> **Given records**:
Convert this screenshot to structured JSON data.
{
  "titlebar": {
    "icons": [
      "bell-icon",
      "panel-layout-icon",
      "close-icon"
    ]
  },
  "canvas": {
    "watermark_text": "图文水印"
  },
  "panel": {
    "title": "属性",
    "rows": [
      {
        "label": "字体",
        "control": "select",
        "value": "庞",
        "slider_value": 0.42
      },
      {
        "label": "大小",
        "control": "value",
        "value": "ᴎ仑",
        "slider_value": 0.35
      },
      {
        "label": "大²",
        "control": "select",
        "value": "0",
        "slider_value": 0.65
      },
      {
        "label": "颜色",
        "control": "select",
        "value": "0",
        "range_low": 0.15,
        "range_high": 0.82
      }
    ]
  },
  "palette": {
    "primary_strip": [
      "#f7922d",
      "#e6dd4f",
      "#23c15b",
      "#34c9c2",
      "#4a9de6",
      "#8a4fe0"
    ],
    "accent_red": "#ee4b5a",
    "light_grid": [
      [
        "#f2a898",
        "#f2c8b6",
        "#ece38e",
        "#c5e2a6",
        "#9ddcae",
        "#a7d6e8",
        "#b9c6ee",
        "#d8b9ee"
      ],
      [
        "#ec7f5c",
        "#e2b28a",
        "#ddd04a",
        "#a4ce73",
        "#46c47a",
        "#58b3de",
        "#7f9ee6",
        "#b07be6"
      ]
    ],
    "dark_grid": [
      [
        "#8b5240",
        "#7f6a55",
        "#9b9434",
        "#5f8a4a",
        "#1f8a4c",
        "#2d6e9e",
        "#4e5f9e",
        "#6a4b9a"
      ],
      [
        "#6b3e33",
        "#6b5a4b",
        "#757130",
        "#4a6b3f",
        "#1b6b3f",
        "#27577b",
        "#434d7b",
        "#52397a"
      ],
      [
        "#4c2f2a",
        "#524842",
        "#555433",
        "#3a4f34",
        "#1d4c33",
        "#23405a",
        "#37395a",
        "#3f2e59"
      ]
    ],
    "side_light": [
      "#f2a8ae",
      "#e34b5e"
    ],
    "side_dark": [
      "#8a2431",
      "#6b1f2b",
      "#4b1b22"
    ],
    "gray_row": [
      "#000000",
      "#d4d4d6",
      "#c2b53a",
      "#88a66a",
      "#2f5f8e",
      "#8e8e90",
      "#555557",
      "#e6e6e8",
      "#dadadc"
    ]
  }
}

> **The problem**: Transcribe each entry precisely, missing none.

> **Full answer**:
Convert this screenshot to structured JSON data.
{
  "titlebar": {
    "icons": [
      "bell-icon",
      "panel-layout-icon",
      "close-icon"
    ]
  },
  "canvas": {
    "watermark_text": "图文水印"
  },
  "panel": {
    "title": "属性",
    "rows": [
      {
        "label": "字体",
        "control": "select",
        "value": "庞",
        "slider_value": 0.42
      },
      {
        "label": "大小",
        "control": "value",
        "value": "ᴎ仑",
        "slider_value": 0.35
      },
      {
        "label": "大²",
        "control": "select",
        "value": "0",
        "slider_value": 0.65
      },
      {
        "label": "颜色",
        "control": "select",
        "value": "0",
        "range_low": 0.15,
        "range_high": 0.82
      }
    ]
  },
  "palette": {
    "primary_strip": [
      "#f7922d",
      "#e6dd4f",
      "#23c15b",
      "#34c9c2",
      "#4a9de6",
      "#8a4fe0"
    ],
    "accent_red": "#ee4b5a",
    "light_grid": [
      [
        "#f2a898",
        "#f2c8b6",
        "#ece38e",
        "#c5e2a6",
        "#9ddcae",
        "#a7d6e8",
        "#b9c6ee",
        "#d8b9ee"
      ],
      [
        "#ec7f5c",
        "#e2b28a",
        "#ddd04a",
        "#a4ce73",
        "#46c47a",
        "#58b3de",
        "#7f9ee6",
        "#b07be6"
      ]
    ],
    "dark_grid": [
      [
        "#8b5240",
        "#7f6a55",
        "#9b9434",
        "#5f8a4a",
        "#1f8a4c",
        "#2d6e9e",
        "#4e5f9e",
        "#6a4b9a"
      ],
      [
        "#6b3e33",
        "#6b5a4b",
        "#757130",
        "#4a6b3f",
        "#1b6b3f",
        "#27577b",
        "#434d7b",
        "#52397a"
      ],
      [
        "#4c2f2a",
        "#524842",
        "#555433",
        "#3a4f34",
        "#1d4c33",
        "#23405a",
        "#37395a",
        "#3f2e59"
      ]
    ],
    "side_light": [
      "#f2a8ae",
      "#e34b5e"
    ],
    "side_dark": [
      "#8a2431",
      "#6b1f2b",
      "#4b1b22"
    ],
    "gray_row": [
      "#000000",
      "#d4d4d6",
      "#c2b53a",
      "#88a66a",
      "#2f5f8e",
      "#8e8e90",
      "#555557",
      "#e6e6e8",
      "#dadadc"
    ]
  }
}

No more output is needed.